-- begin Data excerpts --

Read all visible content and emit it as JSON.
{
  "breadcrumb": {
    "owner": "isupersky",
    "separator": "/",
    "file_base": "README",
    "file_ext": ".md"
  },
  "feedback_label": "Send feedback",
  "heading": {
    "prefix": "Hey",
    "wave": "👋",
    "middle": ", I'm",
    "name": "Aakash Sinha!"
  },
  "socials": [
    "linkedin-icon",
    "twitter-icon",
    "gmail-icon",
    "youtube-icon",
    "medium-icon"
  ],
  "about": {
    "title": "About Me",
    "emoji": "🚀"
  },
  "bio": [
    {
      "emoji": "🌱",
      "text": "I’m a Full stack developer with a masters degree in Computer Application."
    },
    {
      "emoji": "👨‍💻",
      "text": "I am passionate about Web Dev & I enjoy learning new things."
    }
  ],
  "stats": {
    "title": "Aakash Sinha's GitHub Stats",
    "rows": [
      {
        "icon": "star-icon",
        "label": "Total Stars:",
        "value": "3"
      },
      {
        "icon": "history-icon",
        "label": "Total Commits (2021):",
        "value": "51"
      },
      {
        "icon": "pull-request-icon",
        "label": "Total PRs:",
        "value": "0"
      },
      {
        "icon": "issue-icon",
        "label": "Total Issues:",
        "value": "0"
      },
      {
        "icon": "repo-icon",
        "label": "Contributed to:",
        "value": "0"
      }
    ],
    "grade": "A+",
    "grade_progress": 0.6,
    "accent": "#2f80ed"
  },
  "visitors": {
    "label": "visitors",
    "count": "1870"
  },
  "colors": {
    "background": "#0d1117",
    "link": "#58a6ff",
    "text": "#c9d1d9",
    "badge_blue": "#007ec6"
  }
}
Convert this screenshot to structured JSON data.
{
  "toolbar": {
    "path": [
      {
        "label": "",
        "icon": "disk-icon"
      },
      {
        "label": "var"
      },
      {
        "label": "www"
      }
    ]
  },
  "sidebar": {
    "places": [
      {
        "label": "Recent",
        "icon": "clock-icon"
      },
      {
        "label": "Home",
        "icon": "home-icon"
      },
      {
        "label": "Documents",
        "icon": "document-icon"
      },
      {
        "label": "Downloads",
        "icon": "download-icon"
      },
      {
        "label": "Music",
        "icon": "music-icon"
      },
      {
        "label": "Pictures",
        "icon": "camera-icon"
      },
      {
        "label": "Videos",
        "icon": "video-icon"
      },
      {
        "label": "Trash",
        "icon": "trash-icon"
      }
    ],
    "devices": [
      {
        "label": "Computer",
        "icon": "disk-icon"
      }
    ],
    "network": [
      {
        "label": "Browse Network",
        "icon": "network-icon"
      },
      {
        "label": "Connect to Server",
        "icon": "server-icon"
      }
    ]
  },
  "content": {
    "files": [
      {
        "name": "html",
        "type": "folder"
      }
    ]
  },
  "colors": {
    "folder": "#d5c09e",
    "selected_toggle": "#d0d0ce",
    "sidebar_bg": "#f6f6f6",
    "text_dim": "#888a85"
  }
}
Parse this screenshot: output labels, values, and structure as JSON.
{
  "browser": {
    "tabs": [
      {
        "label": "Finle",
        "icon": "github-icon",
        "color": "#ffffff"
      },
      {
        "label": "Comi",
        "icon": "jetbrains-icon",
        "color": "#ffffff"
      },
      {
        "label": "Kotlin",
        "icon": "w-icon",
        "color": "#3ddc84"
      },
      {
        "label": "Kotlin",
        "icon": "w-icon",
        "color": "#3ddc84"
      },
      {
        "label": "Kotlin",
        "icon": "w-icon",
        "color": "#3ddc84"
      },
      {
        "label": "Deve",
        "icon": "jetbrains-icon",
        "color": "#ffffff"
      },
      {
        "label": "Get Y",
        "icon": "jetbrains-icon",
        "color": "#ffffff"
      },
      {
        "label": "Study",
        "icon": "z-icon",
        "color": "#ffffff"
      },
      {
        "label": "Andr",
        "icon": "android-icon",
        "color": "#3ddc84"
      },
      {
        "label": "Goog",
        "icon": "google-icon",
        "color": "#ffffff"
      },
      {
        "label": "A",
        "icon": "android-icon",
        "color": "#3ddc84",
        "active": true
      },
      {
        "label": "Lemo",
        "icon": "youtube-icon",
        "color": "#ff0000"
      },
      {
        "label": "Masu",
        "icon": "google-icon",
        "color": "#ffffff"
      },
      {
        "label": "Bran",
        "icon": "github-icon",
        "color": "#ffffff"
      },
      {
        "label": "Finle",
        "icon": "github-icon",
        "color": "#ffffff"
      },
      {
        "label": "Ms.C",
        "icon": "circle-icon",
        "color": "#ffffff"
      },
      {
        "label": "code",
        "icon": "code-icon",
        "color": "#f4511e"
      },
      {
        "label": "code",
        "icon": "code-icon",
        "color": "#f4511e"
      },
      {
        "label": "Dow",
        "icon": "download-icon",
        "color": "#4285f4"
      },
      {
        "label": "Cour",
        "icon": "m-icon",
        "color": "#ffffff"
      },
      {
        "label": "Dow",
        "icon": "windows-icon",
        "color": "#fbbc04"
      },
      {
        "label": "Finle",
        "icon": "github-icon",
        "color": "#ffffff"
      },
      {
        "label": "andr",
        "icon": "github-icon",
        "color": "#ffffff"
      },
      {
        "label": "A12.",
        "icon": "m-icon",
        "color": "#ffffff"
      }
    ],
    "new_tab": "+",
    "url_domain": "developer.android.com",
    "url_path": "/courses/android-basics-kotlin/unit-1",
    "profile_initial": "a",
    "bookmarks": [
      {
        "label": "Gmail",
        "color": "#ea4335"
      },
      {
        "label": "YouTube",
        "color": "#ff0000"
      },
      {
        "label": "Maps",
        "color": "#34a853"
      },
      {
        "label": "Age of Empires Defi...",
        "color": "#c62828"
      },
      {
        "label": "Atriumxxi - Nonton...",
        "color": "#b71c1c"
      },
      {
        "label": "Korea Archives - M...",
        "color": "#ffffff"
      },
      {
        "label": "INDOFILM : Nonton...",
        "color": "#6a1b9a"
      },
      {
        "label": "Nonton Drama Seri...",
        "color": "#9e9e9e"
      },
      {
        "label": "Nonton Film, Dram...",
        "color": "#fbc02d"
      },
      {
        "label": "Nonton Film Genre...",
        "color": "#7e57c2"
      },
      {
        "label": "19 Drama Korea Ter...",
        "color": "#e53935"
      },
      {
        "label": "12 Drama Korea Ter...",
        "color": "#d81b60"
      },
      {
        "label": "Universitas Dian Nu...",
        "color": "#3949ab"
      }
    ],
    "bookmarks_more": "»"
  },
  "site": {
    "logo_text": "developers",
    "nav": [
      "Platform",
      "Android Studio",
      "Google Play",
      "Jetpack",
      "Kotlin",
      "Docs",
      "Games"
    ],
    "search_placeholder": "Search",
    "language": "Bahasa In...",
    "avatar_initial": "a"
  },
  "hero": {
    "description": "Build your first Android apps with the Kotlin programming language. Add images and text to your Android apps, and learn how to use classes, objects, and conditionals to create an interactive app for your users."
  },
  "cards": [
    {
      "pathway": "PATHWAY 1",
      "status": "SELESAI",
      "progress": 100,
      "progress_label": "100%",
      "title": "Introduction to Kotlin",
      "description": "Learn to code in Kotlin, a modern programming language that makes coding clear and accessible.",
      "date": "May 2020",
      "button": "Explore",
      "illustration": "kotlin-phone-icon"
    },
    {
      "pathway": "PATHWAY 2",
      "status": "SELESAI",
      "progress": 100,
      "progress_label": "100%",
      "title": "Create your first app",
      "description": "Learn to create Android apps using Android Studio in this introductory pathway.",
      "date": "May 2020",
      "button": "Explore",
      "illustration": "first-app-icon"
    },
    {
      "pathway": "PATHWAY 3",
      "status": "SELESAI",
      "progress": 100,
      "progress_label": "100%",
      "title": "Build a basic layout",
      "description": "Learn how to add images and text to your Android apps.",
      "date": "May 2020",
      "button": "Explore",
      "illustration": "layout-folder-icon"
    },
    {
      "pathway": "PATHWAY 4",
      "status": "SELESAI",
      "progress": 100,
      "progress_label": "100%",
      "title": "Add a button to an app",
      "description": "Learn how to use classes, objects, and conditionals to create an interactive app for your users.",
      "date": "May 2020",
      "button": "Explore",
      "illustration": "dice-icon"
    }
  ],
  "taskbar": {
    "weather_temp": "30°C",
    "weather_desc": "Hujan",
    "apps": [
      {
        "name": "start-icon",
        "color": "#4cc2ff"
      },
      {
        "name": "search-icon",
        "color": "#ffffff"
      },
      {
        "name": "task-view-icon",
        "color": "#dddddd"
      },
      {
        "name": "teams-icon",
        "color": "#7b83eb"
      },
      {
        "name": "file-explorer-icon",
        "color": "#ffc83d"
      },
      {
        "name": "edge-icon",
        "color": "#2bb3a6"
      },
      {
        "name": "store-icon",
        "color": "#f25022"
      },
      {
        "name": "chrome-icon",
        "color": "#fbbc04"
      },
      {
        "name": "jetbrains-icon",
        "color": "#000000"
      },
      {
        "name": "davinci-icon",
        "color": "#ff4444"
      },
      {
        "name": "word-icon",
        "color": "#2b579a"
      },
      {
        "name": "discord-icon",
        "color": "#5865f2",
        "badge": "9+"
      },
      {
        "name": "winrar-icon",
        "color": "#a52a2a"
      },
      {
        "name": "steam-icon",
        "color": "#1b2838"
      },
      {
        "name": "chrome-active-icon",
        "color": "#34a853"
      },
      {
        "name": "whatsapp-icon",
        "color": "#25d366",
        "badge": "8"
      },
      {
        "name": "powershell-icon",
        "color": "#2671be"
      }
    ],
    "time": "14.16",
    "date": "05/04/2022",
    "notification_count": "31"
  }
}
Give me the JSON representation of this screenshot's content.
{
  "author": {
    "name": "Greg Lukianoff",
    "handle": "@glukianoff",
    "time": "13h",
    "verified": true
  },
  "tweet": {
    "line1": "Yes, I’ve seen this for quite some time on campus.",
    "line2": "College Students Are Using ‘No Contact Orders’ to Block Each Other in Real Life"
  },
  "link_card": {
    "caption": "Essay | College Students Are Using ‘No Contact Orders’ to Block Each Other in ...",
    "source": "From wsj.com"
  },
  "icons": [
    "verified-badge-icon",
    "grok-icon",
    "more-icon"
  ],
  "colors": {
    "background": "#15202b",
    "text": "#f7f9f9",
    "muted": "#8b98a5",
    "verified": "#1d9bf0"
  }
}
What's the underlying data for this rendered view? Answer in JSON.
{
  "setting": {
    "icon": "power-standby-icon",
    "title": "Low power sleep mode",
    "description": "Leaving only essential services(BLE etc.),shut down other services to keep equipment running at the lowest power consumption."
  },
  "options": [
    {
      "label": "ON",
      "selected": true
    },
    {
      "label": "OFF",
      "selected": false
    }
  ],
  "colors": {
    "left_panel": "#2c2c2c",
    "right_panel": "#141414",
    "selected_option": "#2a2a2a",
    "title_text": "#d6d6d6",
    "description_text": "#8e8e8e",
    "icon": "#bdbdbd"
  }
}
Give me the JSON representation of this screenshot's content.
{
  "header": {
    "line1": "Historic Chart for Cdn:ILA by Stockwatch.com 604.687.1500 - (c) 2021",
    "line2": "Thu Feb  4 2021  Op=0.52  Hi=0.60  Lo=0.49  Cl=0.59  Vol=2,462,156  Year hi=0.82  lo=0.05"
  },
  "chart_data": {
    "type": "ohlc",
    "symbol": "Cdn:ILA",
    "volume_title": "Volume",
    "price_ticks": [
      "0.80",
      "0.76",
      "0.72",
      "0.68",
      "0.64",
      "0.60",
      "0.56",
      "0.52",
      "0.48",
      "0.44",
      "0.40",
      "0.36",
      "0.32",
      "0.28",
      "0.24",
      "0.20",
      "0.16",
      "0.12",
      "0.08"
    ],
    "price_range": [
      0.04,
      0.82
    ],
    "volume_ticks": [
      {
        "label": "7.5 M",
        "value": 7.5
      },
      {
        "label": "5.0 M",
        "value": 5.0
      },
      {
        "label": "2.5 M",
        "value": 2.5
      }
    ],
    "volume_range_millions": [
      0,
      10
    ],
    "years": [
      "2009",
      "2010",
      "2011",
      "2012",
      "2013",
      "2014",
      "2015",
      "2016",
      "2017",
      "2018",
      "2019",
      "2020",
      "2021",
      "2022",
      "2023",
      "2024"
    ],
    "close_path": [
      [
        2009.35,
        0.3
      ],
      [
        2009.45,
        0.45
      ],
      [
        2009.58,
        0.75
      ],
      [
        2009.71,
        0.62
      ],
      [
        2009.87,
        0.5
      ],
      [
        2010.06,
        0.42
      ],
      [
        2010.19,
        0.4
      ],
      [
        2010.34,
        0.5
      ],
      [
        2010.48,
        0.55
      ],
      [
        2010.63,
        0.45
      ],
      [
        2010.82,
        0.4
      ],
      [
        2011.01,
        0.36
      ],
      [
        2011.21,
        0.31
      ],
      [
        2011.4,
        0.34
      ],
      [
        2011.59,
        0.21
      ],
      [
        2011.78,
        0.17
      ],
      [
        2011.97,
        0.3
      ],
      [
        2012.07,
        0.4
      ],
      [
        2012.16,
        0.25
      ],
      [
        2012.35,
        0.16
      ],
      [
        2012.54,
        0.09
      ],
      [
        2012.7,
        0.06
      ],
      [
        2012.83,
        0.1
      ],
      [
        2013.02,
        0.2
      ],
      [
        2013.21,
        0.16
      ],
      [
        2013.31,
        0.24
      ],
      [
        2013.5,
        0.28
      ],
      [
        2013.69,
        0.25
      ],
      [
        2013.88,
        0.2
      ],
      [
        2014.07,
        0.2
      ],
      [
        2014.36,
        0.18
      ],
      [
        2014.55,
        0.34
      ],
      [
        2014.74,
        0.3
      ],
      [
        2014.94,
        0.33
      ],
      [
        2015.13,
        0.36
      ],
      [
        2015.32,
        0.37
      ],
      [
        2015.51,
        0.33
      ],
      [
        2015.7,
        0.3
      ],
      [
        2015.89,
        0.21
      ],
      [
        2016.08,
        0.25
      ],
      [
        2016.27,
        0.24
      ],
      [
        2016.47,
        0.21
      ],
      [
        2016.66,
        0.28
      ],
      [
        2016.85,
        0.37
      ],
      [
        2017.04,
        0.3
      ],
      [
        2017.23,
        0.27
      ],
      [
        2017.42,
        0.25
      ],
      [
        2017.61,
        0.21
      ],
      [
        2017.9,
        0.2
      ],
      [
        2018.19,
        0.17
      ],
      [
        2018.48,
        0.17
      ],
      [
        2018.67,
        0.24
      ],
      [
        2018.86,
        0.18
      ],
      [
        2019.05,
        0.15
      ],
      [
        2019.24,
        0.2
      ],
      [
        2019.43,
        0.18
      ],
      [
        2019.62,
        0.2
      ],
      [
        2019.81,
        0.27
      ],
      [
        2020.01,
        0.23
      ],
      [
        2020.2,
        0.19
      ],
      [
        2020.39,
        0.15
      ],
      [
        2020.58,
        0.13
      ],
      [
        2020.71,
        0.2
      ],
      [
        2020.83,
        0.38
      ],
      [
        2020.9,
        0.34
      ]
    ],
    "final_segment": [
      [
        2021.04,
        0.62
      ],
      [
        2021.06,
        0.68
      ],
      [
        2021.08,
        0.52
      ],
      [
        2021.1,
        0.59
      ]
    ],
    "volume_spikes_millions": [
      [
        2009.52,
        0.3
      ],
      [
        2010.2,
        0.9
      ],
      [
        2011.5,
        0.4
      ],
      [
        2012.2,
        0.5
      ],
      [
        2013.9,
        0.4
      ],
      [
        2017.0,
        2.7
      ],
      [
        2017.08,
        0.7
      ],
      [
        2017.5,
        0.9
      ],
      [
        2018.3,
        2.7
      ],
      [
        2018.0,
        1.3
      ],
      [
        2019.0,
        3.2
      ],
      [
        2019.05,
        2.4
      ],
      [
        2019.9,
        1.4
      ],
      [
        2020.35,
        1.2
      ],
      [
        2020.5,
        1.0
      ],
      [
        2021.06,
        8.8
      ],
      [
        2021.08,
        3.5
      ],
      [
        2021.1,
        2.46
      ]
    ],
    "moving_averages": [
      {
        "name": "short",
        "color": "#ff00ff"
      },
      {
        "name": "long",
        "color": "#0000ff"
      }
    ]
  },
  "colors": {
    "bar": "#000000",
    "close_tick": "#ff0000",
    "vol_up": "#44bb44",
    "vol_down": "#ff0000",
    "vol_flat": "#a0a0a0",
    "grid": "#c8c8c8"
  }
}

-- end Data excerpts --

> _Instruction_:
Which lines of the data above contain "programming"? Copy each one.

> _Output_:
    "description": "Build your first Android apps with the Kotlin programming language. Add images and text to your Android apps, and learn how to use classes, objects, and conditionals to create an interactive app for your users."
      "description": "Learn to code in Kotlin, a modern programming language that makes coding clear and accessible.",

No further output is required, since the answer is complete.